* _Extracted records_
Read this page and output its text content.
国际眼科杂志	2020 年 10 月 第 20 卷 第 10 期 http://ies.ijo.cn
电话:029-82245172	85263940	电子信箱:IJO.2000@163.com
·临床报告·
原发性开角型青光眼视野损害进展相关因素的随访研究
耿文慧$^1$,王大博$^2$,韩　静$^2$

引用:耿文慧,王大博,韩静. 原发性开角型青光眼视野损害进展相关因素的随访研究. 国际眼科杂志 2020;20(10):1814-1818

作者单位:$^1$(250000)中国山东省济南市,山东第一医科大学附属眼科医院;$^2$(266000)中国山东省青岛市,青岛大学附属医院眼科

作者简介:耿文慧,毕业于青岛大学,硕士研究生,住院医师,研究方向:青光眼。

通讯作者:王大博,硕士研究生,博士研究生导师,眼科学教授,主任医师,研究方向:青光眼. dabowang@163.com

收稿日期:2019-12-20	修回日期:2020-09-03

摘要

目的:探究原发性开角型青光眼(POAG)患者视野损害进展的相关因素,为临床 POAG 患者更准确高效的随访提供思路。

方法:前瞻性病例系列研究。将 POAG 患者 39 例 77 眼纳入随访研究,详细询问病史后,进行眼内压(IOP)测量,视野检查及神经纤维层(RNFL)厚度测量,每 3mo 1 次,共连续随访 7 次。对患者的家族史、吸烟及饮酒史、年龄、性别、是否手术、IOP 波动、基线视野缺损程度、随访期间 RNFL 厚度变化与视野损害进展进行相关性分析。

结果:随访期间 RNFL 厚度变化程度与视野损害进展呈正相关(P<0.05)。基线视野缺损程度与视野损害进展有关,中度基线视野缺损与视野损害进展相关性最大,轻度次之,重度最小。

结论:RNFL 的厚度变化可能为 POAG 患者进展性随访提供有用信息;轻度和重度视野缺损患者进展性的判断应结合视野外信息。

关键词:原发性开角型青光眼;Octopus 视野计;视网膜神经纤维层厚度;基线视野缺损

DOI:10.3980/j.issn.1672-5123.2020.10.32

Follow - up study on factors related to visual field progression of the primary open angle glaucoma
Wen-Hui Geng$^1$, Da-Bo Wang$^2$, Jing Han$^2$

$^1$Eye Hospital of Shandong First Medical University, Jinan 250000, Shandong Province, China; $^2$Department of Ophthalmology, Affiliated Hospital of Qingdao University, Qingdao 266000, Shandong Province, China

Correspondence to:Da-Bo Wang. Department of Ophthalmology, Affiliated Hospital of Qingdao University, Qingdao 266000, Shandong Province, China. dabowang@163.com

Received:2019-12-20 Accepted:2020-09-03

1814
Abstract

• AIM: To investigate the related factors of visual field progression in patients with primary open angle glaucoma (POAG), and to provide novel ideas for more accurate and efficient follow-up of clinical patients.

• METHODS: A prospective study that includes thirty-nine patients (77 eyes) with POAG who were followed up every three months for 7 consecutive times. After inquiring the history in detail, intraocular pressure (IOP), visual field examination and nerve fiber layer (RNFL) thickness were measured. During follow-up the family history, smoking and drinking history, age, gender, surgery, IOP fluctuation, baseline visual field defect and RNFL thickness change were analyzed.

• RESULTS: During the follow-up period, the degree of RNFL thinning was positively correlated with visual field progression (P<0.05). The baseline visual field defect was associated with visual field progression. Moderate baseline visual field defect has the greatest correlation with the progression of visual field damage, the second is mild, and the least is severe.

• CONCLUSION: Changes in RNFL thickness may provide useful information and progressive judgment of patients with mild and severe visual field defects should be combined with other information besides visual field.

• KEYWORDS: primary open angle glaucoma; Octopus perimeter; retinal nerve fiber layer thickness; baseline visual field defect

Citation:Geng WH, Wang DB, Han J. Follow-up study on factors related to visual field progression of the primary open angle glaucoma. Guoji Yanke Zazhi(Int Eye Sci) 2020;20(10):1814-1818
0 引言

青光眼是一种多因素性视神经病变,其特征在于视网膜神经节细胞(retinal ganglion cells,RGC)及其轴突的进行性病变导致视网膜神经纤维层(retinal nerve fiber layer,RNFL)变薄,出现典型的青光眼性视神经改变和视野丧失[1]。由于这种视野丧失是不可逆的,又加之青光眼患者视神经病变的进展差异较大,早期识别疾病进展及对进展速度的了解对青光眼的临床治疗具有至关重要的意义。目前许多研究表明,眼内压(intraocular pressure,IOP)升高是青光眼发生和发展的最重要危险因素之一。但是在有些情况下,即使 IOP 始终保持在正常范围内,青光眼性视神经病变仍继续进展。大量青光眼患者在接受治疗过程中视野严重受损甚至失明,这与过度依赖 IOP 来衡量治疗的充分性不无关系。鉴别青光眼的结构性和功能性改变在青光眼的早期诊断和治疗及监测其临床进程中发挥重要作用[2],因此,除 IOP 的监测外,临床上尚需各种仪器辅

* _Exercise instructions_
Would you output the full listing exactly as given?

* _Task solution_
Read this page and output its text content.
国际眼科杂志	2020 年 10 月 第 20 卷 第 10 期 http://ies.ijo.cn
电话:029-82245172	85263940	电子信箱:IJO.2000@163.com
·临床报告·
原发性开角型青光眼视野损害进展相关因素的随访研究
耿文慧$^1$,王大博$^2$,韩　静$^2$

引用:耿文慧,王大博,韩静. 原发性开角型青光眼视野损害进展相关因素的随访研究. 国际眼科杂志 2020;20(10):1814-1818

作者单位:$^1$(250000)中国山东省济南市,山东第一医科大学附属眼科医院;$^2$(266000)中国山东省青岛市,青岛大学附属医院眼科

作者简介:耿文慧,毕业于青岛大学,硕士研究生,住院医师,研究方向:青光眼。

通讯作者:王大博,硕士研究生,博士研究生导师,眼科学教授,主任医师,研究方向:青光眼. dabowang@163.com

收稿日期:2019-12-20	修回日期:2020-09-03

摘要

目的:探究原发性开角型青光眼(POAG)患者视野损害进展的相关因素,为临床 POAG 患者更准确高效的随访提供思路。

方法:前瞻性病例系列研究。将 POAG 患者 39 例 77 眼纳入随访研究,详细询问病史后,进行眼内压(IOP)测量,视野检查及神经纤维层(RNFL)厚度测量,每 3mo 1 次,共连续随访 7 次。对患者的家族史、吸烟及饮酒史、年龄、性别、是否手术、IOP 波动、基线视野缺损程度、随访期间 RNFL 厚度变化与视野损害进展进行相关性分析。

结果:随访期间 RNFL 厚度变化程度与视野损害进展呈正相关(P<0.05)。基线视野缺损程度与视野损害进展有关,中度基线视野缺损与视野损害进展相关性最大,轻度次之,重度最小。

结论:RNFL 的厚度变化可能为 POAG 患者进展性随访提供有用信息;轻度和重度视野缺损患者进展性的判断应结合视野外信息。

关键词:原发性开角型青光眼;Octopus 视野计;视网膜神经纤维层厚度;基线视野缺损

DOI:10.3980/j.issn.1672-5123.2020.10.32

Follow - up study on factors related to visual field progression of the primary open angle glaucoma
Wen-Hui Geng$^1$, Da-Bo Wang$^2$, Jing Han$^2$

$^1$Eye Hospital of Shandong First Medical University, Jinan 250000, Shandong Province, China; $^2$Department of Ophthalmology, Affiliated Hospital of Qingdao University, Qingdao 266000, Shandong Province, China

Correspondence to:Da-Bo Wang. Department of Ophthalmology, Affiliated Hospital of Qingdao University, Qingdao 266000, Shandong Province, China. dabowang@163.com

Received:2019-12-20 Accepted:2020-09-03

1814
Abstract

• AIM: To investigate the related factors of visual field progression in patients with primary open angle glaucoma (POAG), and to provide novel ideas for more accurate and efficient follow-up of clinical patients.

• METHODS: A prospective study that includes thirty-nine patients (77 eyes) with POAG who were followed up every three months for 7 consecutive times. After inquiring the history in detail, intraocular pressure (IOP), visual field examination and nerve fiber layer (RNFL) thickness were measured. During follow-up the family history, smoking and drinking history, age, gender, surgery, IOP fluctuation, baseline visual field defect and RNFL thickness change were analyzed.

• RESULTS: During the follow-up period, the degree of RNFL thinning was positively correlated with visual field progression (P<0.05). The baseline visual field defect was associated with visual field progression. Moderate baseline visual field defect has the greatest correlation with the progression of visual field damage, the second is mild, and the least is severe.

• CONCLUSION: Changes in RNFL thickness may provide useful information and progressive judgment of patients with mild and severe visual field defects should be combined with other information besides visual field.

• KEYWORDS: primary open angle glaucoma; Octopus perimeter; retinal nerve fiber layer thickness; baseline visual field defect

Citation:Geng WH, Wang DB, Han J. Follow-up study on factors related to visual field progression of the primary open angle glaucoma. Guoji Yanke Zazhi(Int Eye Sci) 2020;20(10):1814-1818
0 引言

青光眼是一种多因素性视神经病变,其特征在于视网膜神经节细胞(retinal ganglion cells,RGC)及其轴突的进行性病变导致视网膜神经纤维层(retinal nerve fiber layer,RNFL)变薄,出现典型的青光眼性视神经改变和视野丧失[1]。由于这种视野丧失是不可逆的,又加之青光眼患者视神经病变的进展差异较大,早期识别疾病进展及对进展速度的了解对青光眼的临床治疗具有至关重要的意义。目前许多研究表明,眼内压(intraocular pressure,IOP)升高是青光眼发生和发展的最重要危险因素之一。但是在有些情况下,即使 IOP 始终保持在正常范围内,青光眼性视神经病变仍继续进展。大量青光眼患者在接受治疗过程中视野严重受损甚至失明,这与过度依赖 IOP 来衡量治疗的充分性不无关系。鉴别青光眼的结构性和功能性改变在青光眼的早期诊断和治疗及监测其临床进程中发挥重要作用[2],因此,除 IOP 的监测外,临床上尚需各种仪器辅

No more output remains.